___ PROVIDED DATA

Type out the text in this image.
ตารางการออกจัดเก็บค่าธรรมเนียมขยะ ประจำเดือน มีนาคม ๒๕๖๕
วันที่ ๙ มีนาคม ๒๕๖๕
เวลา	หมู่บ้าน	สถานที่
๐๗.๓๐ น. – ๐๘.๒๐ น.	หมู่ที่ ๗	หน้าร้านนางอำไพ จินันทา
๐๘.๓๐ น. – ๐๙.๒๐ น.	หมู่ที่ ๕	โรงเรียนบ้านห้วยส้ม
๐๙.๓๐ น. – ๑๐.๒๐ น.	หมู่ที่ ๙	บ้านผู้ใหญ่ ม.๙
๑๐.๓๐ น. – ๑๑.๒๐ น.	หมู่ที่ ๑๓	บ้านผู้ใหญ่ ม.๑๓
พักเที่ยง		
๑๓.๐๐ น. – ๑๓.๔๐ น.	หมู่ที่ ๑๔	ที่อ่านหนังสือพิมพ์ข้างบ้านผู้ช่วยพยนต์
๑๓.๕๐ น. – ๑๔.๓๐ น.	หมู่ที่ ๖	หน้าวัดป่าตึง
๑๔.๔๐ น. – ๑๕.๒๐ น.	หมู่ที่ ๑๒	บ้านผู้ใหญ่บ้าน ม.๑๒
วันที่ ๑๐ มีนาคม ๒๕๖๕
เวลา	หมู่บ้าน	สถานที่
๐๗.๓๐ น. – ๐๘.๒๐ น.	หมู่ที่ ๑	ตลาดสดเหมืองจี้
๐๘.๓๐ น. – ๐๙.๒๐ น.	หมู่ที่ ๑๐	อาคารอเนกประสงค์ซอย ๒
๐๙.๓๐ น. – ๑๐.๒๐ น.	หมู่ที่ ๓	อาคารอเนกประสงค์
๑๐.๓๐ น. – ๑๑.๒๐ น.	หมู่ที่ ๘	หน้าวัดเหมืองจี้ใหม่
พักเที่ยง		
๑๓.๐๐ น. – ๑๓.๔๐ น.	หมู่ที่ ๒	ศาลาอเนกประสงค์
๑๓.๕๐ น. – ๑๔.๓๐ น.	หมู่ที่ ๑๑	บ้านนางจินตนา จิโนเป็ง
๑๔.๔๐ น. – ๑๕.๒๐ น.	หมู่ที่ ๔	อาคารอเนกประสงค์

______
___ PROVIDED DATA

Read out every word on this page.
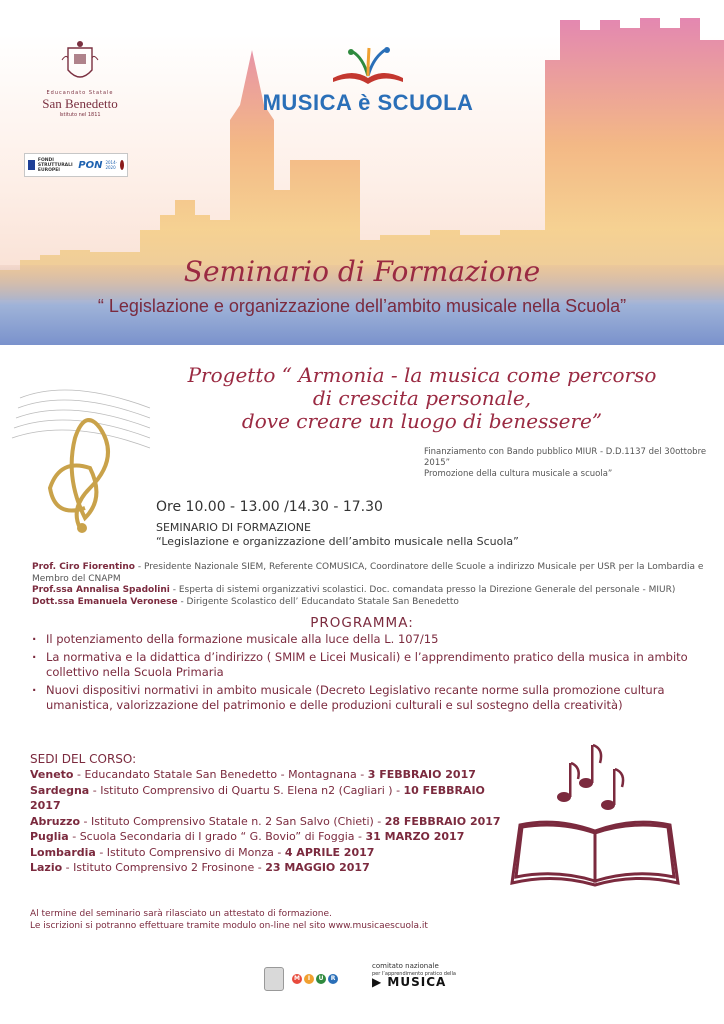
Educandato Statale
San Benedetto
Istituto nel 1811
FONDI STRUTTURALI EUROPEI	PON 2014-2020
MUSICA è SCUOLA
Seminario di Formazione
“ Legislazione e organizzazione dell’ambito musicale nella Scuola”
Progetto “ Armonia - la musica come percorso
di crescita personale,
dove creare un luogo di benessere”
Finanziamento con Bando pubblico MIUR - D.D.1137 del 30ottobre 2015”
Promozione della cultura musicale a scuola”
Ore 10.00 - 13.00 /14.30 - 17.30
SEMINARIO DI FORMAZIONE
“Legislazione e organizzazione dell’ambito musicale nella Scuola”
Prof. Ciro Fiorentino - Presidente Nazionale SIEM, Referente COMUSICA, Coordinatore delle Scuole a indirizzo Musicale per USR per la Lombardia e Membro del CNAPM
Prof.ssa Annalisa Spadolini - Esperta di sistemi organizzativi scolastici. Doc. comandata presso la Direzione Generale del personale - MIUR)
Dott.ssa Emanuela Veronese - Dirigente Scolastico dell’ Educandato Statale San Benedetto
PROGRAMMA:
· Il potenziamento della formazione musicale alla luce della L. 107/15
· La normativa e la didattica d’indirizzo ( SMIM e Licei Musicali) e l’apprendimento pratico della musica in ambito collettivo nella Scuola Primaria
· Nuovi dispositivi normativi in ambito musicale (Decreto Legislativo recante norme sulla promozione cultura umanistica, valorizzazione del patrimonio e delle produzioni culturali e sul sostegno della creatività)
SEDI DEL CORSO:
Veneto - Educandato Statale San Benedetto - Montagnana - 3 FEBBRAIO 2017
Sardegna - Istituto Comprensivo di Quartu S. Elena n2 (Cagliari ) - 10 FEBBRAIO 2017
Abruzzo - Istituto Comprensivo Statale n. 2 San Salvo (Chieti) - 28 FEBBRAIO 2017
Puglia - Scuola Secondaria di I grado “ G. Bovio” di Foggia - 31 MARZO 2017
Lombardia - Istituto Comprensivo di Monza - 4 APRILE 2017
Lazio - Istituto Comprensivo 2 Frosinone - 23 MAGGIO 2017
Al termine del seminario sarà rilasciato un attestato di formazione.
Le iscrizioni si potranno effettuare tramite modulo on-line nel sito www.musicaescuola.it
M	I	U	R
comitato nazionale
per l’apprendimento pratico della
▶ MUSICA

______

**REQUEST**
Examine the records and report how many lines contain the string "this". Only the number should be given.

**THE REPLY**
2